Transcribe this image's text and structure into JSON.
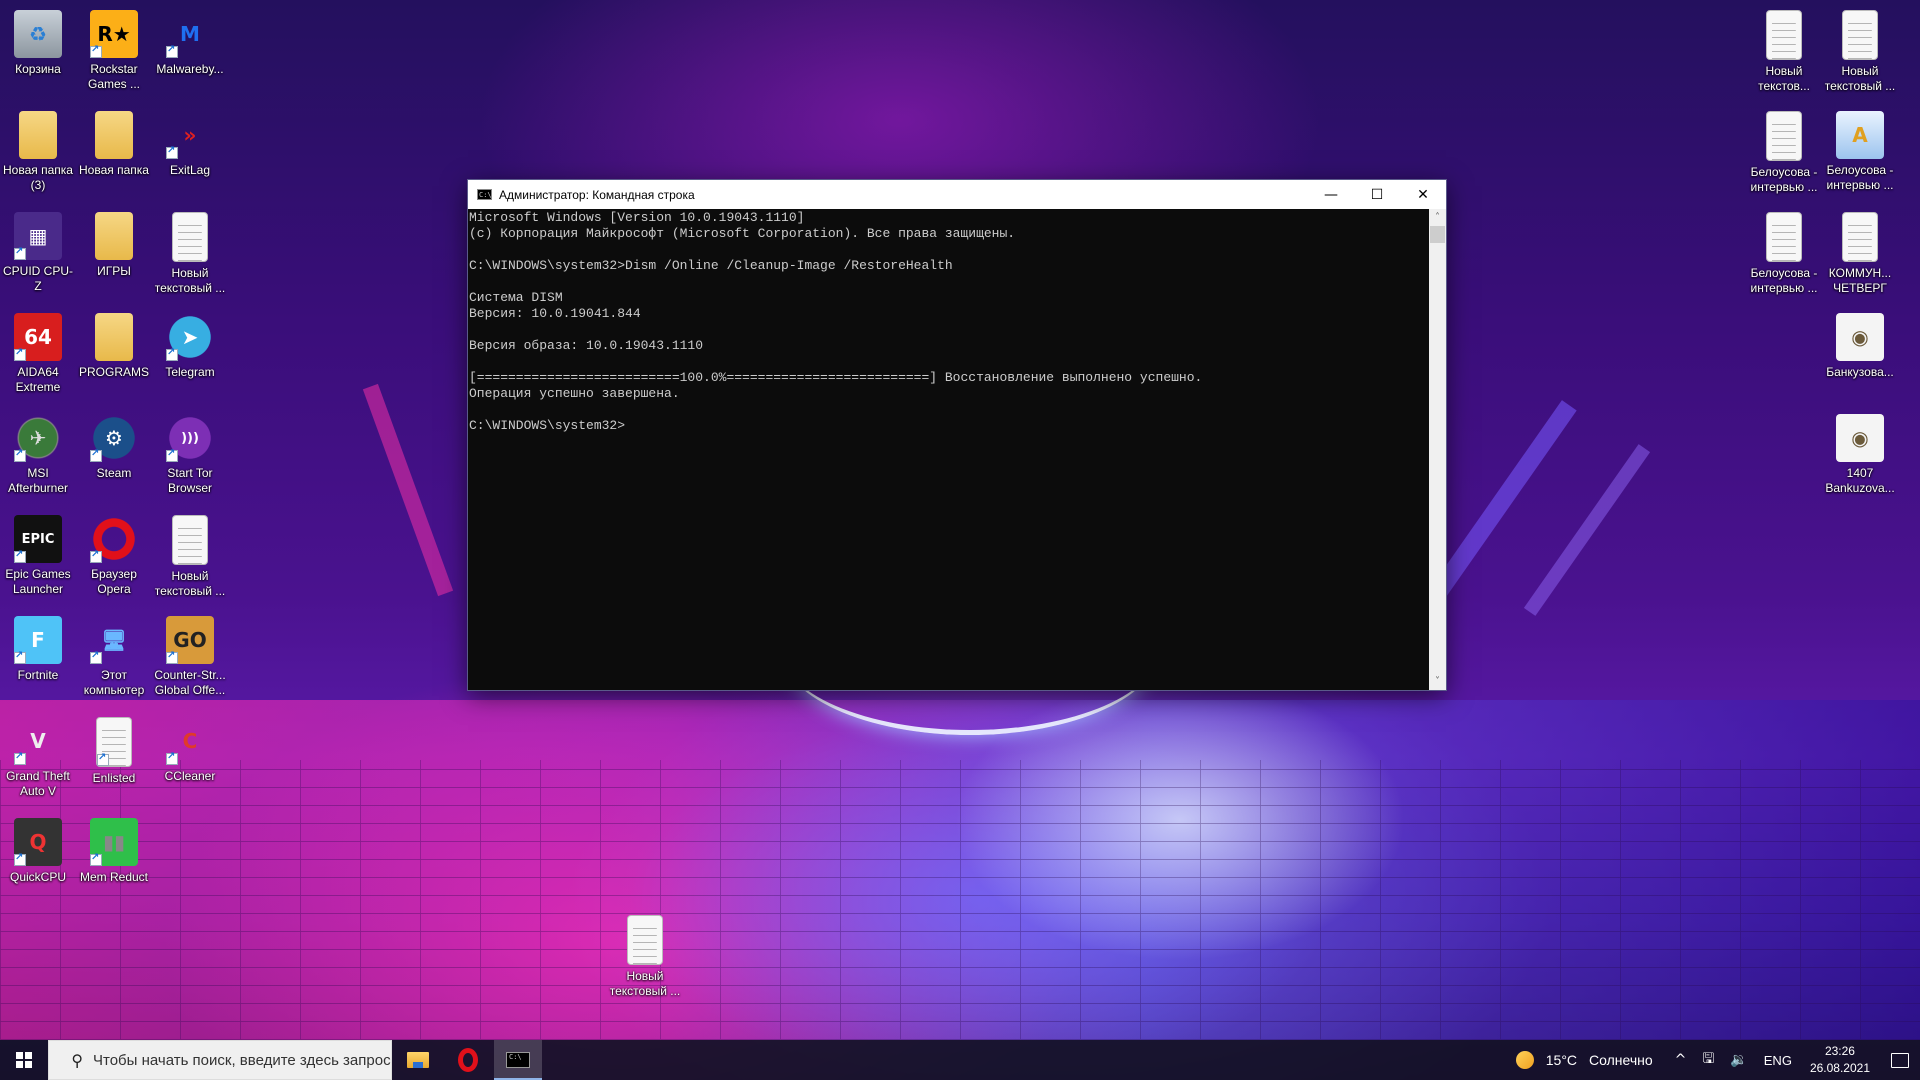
{
  "desktop": {
    "left_icons": [
      {
        "label": "Корзина",
        "icon": "recycle-bin-icon",
        "shortcut": false
      },
      {
        "label": "Rockstar Games ...",
        "icon": "rockstar-icon",
        "shortcut": true
      },
      {
        "label": "Malwareby...",
        "icon": "malwarebytes-icon",
        "shortcut": true
      },
      {
        "label": "Новая папка (3)",
        "icon": "folder-icon",
        "shortcut": false
      },
      {
        "label": "Новая папка",
        "icon": "folder-icon",
        "shortcut": false
      },
      {
        "label": "ExitLag",
        "icon": "exitlag-icon",
        "shortcut": true
      },
      {
        "label": "CPUID CPU-Z",
        "icon": "cpuz-icon",
        "shortcut": true
      },
      {
        "label": "ИГРЫ",
        "icon": "folder-icon",
        "shortcut": false
      },
      {
        "label": "Новый текстовый ...",
        "icon": "text-document-icon",
        "shortcut": false
      },
      {
        "label": "AIDA64 Extreme",
        "icon": "aida64-icon",
        "shortcut": true
      },
      {
        "label": "PROGRAMS",
        "icon": "folder-icon",
        "shortcut": false
      },
      {
        "label": "Telegram",
        "icon": "telegram-icon",
        "shortcut": true
      },
      {
        "label": "MSI Afterburner",
        "icon": "msi-afterburner-icon",
        "shortcut": true
      },
      {
        "label": "Steam",
        "icon": "steam-icon",
        "shortcut": true
      },
      {
        "label": "Start Tor Browser",
        "icon": "tor-browser-icon",
        "shortcut": true
      },
      {
        "label": "Epic Games Launcher",
        "icon": "epic-games-icon",
        "shortcut": true
      },
      {
        "label": "Браузер Opera",
        "icon": "opera-icon",
        "shortcut": true
      },
      {
        "label": "Новый текстовый ...",
        "icon": "text-document-icon",
        "shortcut": false
      },
      {
        "label": "Fortnite",
        "icon": "fortnite-icon",
        "shortcut": true
      },
      {
        "label": "Этот компьютер",
        "icon": "this-pc-icon",
        "shortcut": true
      },
      {
        "label": "Counter-Str... Global Offe...",
        "icon": "csgo-icon",
        "shortcut": true
      },
      {
        "label": "Grand Theft Auto V",
        "icon": "gta-v-icon",
        "shortcut": true
      },
      {
        "label": "Enlisted",
        "icon": "blank-document-icon",
        "shortcut": true
      },
      {
        "label": "CCleaner",
        "icon": "ccleaner-icon",
        "shortcut": true
      },
      {
        "label": "QuickCPU",
        "icon": "quickcpu-icon",
        "shortcut": true
      },
      {
        "label": "Mem Reduct",
        "icon": "mem-reduct-icon",
        "shortcut": true
      }
    ],
    "right_icons": [
      {
        "label": "Новый текстов...",
        "icon": "text-document-icon"
      },
      {
        "label": "Новый текстовый ...",
        "icon": "text-document-icon"
      },
      {
        "label": "Белоусова - интервью ...",
        "icon": "text-document-icon"
      },
      {
        "label": "Белоусова - интервью ...",
        "icon": "wordpad-document-icon"
      },
      {
        "label": "Белоусова - интервью ...",
        "icon": "document-icon"
      },
      {
        "label": "КОММУН... ЧЕТВЕРГ",
        "icon": "document-icon"
      },
      {
        "label": "Банкузова...",
        "icon": "audio-file-icon"
      },
      {
        "label": "1407 Bankuzova...",
        "icon": "audio-file-icon"
      }
    ],
    "floating_icon": {
      "label": "Новый текстовый ...",
      "icon": "text-document-icon"
    }
  },
  "cmd_window": {
    "title": "Администратор: Командная строка",
    "icon_text": "C:\\",
    "buttons": {
      "minimize": "—",
      "maximize": "☐",
      "close": "✕"
    },
    "lines": [
      "Microsoft Windows [Version 10.0.19043.1110]",
      "(c) Корпорация Майкрософт (Microsoft Corporation). Все права защищены.",
      "",
      "C:\\WINDOWS\\system32>Dism /Online /Cleanup-Image /RestoreHealth",
      "",
      "Система DISM",
      "Версия: 10.0.19041.844",
      "",
      "Версия образа: 10.0.19043.1110",
      "",
      "[==========================100.0%==========================] Восстановление выполнено успешно.",
      "Операция успешно завершена.",
      "",
      "C:\\WINDOWS\\system32>"
    ],
    "scroll_up": "˄",
    "scroll_down": "˅"
  },
  "taskbar": {
    "search_placeholder": "Чтобы начать поиск, введите здесь запрос",
    "pinned": [
      {
        "name": "File Explorer",
        "icon": "file-explorer-icon",
        "active": false
      },
      {
        "name": "Opera",
        "icon": "opera-icon",
        "active": false
      },
      {
        "name": "Командная строка",
        "icon": "cmd-icon",
        "active": true
      }
    ],
    "weather": {
      "temp": "15°C",
      "condition": "Солнечно"
    },
    "tray_chevron": "^",
    "language": "ENG",
    "time": "23:26",
    "date": "26.08.2021"
  },
  "colors": {
    "cmd_background": "#0c0c0c",
    "cmd_text": "#cccccc",
    "taskbar": "#16122a",
    "accent": "#8fb4e8"
  }
}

* * * * *

> **Exercise**: Copy the listing over exactly, skipping the pictures it holds.

> **Worked solution**:
Transcribe this image's text and structure into JSON.
{
  "desktop": {
    "left_icons": [
      {
        "label": "Корзина",
        "icon": "recycle-bin-icon",
        "shortcut": false
      },
      {
        "label": "Rockstar Games ...",
        "icon": "rockstar-icon",
        "shortcut": true
      },
      {
        "label": "Malwareby...",
        "icon": "malwarebytes-icon",
        "shortcut": true
      },
      {
        "label": "Новая папка (3)",
        "icon": "folder-icon",
        "shortcut": false
      },
      {
        "label": "Новая папка",
        "icon": "folder-icon",
        "shortcut": false
      },
      {
        "label": "ExitLag",
        "icon": "exitlag-icon",
        "shortcut": true
      },
      {
        "label": "CPUID CPU-Z",
        "icon": "cpuz-icon",
        "shortcut": true
      },
      {
        "label": "ИГРЫ",
        "icon": "folder-icon",
        "shortcut": false
      },
      {
        "label": "Новый текстовый ...",
        "icon": "text-document-icon",
        "shortcut": false
      },
      {
        "label": "AIDA64 Extreme",
        "icon": "aida64-icon",
        "shortcut": true
      },
      {
        "label": "PROGRAMS",
        "icon": "folder-icon",
        "shortcut": false
      },
      {
        "label": "Telegram",
        "icon": "telegram-icon",
        "shortcut": true
      },
      {
        "label": "MSI Afterburner",
        "icon": "msi-afterburner-icon",
        "shortcut": true
      },
      {
        "label": "Steam",
        "icon": "steam-icon",
        "shortcut": true
      },
      {
        "label": "Start Tor Browser",
        "icon": "tor-browser-icon",
        "shortcut": true
      },
      {
        "label": "Epic Games Launcher",
        "icon": "epic-games-icon",
        "shortcut": true
      },
      {
        "label": "Браузер Opera",
        "icon": "opera-icon",
        "shortcut": true
      },
      {
        "label": "Новый текстовый ...",
        "icon": "text-document-icon",
        "shortcut": false
      },
      {
        "label": "Fortnite",
        "icon": "fortnite-icon",
        "shortcut": true
      },
      {
        "label": "Этот компьютер",
        "icon": "this-pc-icon",
        "shortcut": true
      },
      {
        "label": "Counter-Str... Global Offe...",
        "icon": "csgo-icon",
        "shortcut": true
      },
      {
        "label": "Grand Theft Auto V",
        "icon": "gta-v-icon",
        "shortcut": true
      },
      {
        "label": "Enlisted",
        "icon": "blank-document-icon",
        "shortcut": true
      },
      {
        "label": "CCleaner",
        "icon": "ccleaner-icon",
        "shortcut": true
      },
      {
        "label": "QuickCPU",
        "icon": "quickcpu-icon",
        "shortcut": true
      },
      {
        "label": "Mem Reduct",
        "icon": "mem-reduct-icon",
        "shortcut": true
      }
    ],
    "right_icons": [
      {
        "label": "Новый текстов...",
        "icon": "text-document-icon"
      },
      {
        "label": "Новый текстовый ...",
        "icon": "text-document-icon"
      },
      {
        "label": "Белоусова - интервью ...",
        "icon": "text-document-icon"
      },
      {
        "label": "Белоусова - интервью ...",
        "icon": "wordpad-document-icon"
      },
      {
        "label": "Белоусова - интервью ...",
        "icon": "document-icon"
      },
      {
        "label": "КОММУН... ЧЕТВЕРГ",
        "icon": "document-icon"
      },
      {
        "label": "Банкузова...",
        "icon": "audio-file-icon"
      },
      {
        "label": "1407 Bankuzova...",
        "icon": "audio-file-icon"
      }
    ],
    "floating_icon": {
      "label": "Новый текстовый ...",
      "icon": "text-document-icon"
    }
  },
  "cmd_window": {
    "title": "Администратор: Командная строка",
    "icon_text": "C:\\",
    "buttons": {
      "minimize": "—",
      "maximize": "☐",
      "close": "✕"
    },
    "lines": [
      "Microsoft Windows [Version 10.0.19043.1110]",
      "(c) Корпорация Майкрософт (Microsoft Corporation). Все права защищены.",
      "",
      "C:\\WINDOWS\\system32>Dism /Online /Cleanup-Image /RestoreHealth",
      "",
      "Система DISM",
      "Версия: 10.0.19041.844",
      "",
      "Версия образа: 10.0.19043.1110",
      "",
      "[==========================100.0%==========================] Восстановление выполнено успешно.",
      "Операция успешно завершена.",
      "",
      "C:\\WINDOWS\\system32>"
    ],
    "scroll_up": "˄",
    "scroll_down": "˅"
  },
  "taskbar": {
    "search_placeholder": "Чтобы начать поиск, введите здесь запрос",
    "pinned": [
      {
        "name": "File Explorer",
        "icon": "file-explorer-icon",
        "active": false
      },
      {
        "name": "Opera",
        "icon": "opera-icon",
        "active": false
      },
      {
        "name": "Командная строка",
        "icon": "cmd-icon",
        "active": true
      }
    ],
    "weather": {
      "temp": "15°C",
      "condition": "Солнечно"
    },
    "tray_chevron": "^",
    "language": "ENG",
    "time": "23:26",
    "date": "26.08.2021"
  },
  "colors": {
    "cmd_background": "#0c0c0c",
    "cmd_text": "#cccccc",
    "taskbar": "#16122a",
    "accent": "#8fb4e8"
  }
}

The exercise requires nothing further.